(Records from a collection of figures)
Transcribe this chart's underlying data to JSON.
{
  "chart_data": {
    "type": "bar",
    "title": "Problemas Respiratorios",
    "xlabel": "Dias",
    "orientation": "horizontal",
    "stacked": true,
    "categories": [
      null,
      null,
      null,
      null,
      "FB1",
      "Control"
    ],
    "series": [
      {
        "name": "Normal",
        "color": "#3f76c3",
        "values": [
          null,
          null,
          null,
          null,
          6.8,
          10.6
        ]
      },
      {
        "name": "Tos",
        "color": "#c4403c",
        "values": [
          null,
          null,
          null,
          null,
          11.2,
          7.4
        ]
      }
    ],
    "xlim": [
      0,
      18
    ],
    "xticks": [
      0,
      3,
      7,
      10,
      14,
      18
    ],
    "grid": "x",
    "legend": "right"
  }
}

→ **What the task requires**: Give back each line above precisely as it stands.

→ **Answer to this problem**:
Transcribe this chart's underlying data to JSON.
{
  "chart_data": {
    "type": "bar",
    "title": "Problemas Respiratorios",
    "xlabel": "Dias",
    "orientation": "horizontal",
    "stacked": true,
    "categories": [
      null,
      null,
      null,
      null,
      "FB1",
      "Control"
    ],
    "series": [
      {
        "name": "Normal",
        "color": "#3f76c3",
        "values": [
          null,
          null,
          null,
          null,
          6.8,
          10.6
        ]
      },
      {
        "name": "Tos",
        "color": "#c4403c",
        "values": [
          null,
          null,
          null,
          null,
          11.2,
          7.4
        ]
      }
    ],
    "xlim": [
      0,
      18
    ],
    "xticks": [
      0,
      3,
      7,
      10,
      14,
      18
    ],
    "grid": "x",
    "legend": "right"
  }
}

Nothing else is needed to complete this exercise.